§ REQUEST A
Copy the entries below word for word, from their first line up to and including the line with "row-value: 关闭 [299, 276, 327, 292]".

Re: Airflow Integration

Posted by Peter Vary <pv...@cloudera.com.INVALID>.

Hi Gustavo,

Not too familiar with the Airflow user base/use cases, but we had to consider similar things when decided what to do with `CREATE EXTERNAL TABLE ice_table PARTITIONED BY ...` Hive queries.
See: https://github.com/apache/iceberg/pull/1917 <https://github.com/apache/iceberg/pull/1917>

The decision there was, that even thought the user issued a command to create a partitioned Hive table, we created an unpartitioned Hive table, where the backing Iceberg table was using identity partitions for the originally requested columns.

Hope this helps a bit.

Thanks,
Peter

> On Mar 2, 2021, at 03:38, Gustavo Torres Torres <gu...@airbnb.com.INVALID> wrote:
> 
> Hey folks,
> 
> Lately I've been thinking about integration between Airflow & Iceberg for a smooth transition from Hive-based tables to Iceberg ones and would like to hear about your experience. Specifically about Iceberg partition sensors in Airflow.
> 
> From the way I see it, there are two ways to go about this (at least for Hive-based catalogs): 
> 
> Modify our Hive Metastore API so that partitions-APIs are handled directly by the Iceberg API. This has the advantage of being mostly transparent to users but has the downside of being confusing since Iceberg creates tables with the Hive catalog as external non-partitioned tables.
> Create a separate sensor that makes it clear that we are sensing over an Iceberg table. This is probably the most straightforward approach, but if we do this we would probably need to do the same for any tool that used the metastore to get partition information.
> 
> Would love to hear what your experiences have been.
> Thanks

§ TASK DATA
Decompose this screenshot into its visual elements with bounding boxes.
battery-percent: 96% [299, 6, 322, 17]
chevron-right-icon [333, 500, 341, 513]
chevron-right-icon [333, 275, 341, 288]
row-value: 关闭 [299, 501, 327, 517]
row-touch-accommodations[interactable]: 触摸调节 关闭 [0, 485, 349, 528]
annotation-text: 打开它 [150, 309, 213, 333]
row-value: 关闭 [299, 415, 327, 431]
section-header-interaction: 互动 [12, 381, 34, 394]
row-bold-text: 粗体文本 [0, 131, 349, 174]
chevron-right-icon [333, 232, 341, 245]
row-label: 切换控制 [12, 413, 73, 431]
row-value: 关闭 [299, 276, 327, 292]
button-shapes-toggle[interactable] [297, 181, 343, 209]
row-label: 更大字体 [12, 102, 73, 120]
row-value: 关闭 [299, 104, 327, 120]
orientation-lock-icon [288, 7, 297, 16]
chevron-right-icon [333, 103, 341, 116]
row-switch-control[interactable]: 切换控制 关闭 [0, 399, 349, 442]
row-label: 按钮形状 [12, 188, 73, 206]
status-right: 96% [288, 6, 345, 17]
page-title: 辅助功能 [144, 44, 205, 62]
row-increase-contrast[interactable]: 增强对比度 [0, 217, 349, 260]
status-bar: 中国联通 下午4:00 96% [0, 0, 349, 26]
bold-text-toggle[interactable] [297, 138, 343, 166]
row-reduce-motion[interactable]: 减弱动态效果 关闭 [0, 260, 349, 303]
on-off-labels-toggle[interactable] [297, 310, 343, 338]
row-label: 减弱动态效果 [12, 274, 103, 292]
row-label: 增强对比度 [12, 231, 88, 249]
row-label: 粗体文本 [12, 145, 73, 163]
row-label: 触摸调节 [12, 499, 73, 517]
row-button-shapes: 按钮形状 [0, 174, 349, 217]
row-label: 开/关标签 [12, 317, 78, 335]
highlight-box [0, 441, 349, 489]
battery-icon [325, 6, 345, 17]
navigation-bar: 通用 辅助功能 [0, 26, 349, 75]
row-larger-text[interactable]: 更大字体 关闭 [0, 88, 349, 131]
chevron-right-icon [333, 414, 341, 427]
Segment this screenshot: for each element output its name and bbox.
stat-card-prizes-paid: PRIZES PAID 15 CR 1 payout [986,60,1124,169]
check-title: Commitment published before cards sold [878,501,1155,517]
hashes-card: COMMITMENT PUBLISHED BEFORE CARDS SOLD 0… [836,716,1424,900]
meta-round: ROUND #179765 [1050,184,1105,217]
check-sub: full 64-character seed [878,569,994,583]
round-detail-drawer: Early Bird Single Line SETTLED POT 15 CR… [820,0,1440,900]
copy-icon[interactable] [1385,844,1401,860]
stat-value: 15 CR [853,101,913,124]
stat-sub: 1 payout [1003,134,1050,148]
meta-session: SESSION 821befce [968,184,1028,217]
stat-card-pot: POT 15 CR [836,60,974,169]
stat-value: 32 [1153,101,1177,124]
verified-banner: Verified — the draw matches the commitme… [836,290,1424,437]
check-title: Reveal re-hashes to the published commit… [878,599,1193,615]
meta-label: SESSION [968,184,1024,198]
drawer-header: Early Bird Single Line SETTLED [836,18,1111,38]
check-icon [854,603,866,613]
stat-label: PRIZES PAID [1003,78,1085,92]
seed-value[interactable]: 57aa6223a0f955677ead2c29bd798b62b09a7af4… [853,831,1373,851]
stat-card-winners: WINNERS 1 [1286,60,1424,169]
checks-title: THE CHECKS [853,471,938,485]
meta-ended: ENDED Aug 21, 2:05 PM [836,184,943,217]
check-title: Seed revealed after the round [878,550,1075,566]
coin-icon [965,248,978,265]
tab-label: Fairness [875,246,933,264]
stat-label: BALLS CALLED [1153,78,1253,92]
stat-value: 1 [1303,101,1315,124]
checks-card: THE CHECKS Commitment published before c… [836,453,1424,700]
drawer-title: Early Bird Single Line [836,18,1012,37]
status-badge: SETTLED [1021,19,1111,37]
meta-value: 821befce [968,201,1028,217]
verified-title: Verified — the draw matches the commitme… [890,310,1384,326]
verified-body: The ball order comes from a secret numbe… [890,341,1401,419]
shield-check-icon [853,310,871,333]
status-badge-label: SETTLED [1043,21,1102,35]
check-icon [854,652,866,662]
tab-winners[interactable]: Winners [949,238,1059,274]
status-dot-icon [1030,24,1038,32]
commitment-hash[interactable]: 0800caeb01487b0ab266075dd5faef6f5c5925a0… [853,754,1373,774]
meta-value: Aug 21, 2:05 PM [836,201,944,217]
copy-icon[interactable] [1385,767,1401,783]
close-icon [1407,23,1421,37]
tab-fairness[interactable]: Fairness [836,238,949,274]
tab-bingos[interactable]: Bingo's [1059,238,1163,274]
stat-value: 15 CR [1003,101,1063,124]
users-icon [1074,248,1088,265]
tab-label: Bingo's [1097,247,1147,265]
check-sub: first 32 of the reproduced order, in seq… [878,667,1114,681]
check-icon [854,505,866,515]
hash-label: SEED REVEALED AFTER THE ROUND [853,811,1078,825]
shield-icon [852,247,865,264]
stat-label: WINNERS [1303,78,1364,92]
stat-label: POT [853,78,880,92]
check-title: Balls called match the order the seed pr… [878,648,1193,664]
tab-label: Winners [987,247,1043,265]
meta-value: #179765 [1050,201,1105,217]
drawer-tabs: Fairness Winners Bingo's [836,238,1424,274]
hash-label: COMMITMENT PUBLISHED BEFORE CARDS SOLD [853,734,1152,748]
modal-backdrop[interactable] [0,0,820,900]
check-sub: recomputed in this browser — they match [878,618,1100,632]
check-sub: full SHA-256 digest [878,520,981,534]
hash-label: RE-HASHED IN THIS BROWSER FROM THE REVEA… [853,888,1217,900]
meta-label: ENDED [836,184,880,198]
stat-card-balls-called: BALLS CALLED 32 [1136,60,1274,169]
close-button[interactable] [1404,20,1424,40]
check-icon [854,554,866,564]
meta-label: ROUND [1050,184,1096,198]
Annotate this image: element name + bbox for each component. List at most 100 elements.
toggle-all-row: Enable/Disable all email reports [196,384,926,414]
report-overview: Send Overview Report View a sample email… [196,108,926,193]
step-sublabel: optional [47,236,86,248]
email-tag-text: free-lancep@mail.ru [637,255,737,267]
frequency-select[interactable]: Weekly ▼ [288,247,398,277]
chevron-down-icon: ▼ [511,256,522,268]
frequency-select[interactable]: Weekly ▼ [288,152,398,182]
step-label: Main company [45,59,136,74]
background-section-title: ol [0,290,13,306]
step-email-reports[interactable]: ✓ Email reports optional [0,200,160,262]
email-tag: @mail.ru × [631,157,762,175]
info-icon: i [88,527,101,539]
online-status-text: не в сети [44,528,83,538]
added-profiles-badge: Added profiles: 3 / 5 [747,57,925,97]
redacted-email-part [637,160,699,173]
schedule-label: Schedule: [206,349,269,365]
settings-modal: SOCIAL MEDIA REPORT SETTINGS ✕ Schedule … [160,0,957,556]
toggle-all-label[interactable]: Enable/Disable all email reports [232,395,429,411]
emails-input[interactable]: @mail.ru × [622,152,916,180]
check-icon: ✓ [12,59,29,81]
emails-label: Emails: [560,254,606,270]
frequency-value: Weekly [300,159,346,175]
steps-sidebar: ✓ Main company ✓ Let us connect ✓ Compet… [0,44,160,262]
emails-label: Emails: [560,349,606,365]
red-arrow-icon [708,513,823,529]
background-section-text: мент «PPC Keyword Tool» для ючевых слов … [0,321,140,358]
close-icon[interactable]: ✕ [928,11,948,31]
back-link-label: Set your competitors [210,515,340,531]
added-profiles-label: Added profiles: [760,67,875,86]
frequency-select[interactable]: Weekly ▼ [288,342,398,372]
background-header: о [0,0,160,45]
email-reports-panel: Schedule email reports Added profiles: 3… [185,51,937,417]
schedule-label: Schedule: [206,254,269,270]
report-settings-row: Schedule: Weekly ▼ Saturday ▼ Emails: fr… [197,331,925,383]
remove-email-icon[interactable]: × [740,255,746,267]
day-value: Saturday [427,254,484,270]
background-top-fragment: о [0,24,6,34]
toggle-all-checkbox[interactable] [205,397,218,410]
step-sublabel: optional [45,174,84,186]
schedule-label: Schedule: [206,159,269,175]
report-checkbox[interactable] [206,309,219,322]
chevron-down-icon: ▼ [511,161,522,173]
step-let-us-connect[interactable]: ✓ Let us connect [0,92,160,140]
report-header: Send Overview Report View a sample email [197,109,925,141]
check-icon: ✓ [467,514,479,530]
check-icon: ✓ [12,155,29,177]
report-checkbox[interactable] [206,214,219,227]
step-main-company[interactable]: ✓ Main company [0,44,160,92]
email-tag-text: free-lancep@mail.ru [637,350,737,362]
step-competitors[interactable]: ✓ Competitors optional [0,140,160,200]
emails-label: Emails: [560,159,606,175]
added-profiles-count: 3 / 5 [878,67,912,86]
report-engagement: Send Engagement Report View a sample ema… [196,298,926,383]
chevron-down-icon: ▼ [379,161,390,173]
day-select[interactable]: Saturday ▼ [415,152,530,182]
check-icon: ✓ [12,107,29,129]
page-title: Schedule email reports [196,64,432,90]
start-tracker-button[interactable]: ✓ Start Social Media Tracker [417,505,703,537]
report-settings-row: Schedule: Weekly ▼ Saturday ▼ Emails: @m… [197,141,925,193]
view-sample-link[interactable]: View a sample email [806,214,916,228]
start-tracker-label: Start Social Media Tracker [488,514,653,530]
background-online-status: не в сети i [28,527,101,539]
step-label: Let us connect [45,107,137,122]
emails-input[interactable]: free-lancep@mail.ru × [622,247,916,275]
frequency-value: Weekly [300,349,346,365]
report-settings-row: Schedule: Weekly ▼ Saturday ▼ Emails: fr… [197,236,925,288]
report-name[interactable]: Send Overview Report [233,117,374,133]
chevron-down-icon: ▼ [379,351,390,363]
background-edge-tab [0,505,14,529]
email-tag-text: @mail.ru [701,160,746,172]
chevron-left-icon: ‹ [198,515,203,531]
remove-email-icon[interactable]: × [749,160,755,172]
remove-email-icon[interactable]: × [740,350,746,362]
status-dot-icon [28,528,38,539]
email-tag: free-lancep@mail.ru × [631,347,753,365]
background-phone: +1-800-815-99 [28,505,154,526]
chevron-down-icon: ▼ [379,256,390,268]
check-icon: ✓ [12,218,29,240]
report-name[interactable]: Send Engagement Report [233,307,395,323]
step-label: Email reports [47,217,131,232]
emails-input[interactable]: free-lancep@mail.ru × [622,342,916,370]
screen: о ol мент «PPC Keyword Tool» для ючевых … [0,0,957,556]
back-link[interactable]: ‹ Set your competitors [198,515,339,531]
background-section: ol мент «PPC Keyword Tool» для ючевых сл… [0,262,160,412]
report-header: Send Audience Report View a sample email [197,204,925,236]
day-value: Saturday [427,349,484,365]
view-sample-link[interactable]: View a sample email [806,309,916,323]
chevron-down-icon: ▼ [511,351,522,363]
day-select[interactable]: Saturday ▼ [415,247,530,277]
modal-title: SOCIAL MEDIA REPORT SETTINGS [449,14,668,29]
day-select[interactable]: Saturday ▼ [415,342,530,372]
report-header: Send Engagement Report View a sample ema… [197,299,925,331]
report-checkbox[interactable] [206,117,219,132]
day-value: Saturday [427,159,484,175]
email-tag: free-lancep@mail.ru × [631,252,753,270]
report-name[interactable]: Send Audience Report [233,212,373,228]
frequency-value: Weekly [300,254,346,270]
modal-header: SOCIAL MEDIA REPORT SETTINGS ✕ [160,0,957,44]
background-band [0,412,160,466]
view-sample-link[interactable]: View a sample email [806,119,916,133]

§ REQUEST B
Translate this sentence from the forum thread on Airflow and Iceberg into Spanish: "Create a separate sensor that makes it clear that we are sensing over an Iceberg table."

§ EXERCISE RESPONSE A
Decompose this screenshot into its visual elements with bounding boxes.
battery-percent: 96% [299, 6, 322, 17]
chevron-right-icon [333, 500, 341, 513]
chevron-right-icon [333, 275, 341, 288]
row-value: 关闭 [299, 501, 327, 517]
row-touch-accommodations[interactable]: 触摸调节 关闭 [0, 485, 349, 528]
annotation-text: 打开它 [150, 309, 213, 333]
row-value: 关闭 [299, 415, 327, 431]
section-header-interaction: 互动 [12, 381, 34, 394]
row-bold-text: 粗体文本 [0, 131, 349, 174]
chevron-right-icon [333, 232, 341, 245]
row-label: 切换控制 [12, 413, 73, 431]
row-value: 关闭 [299, 276, 327, 292]

§ EXERCISE RESPONSE B
Crear un sensor aparte que deje claro que estamos sondeando una tabla de Iceberg.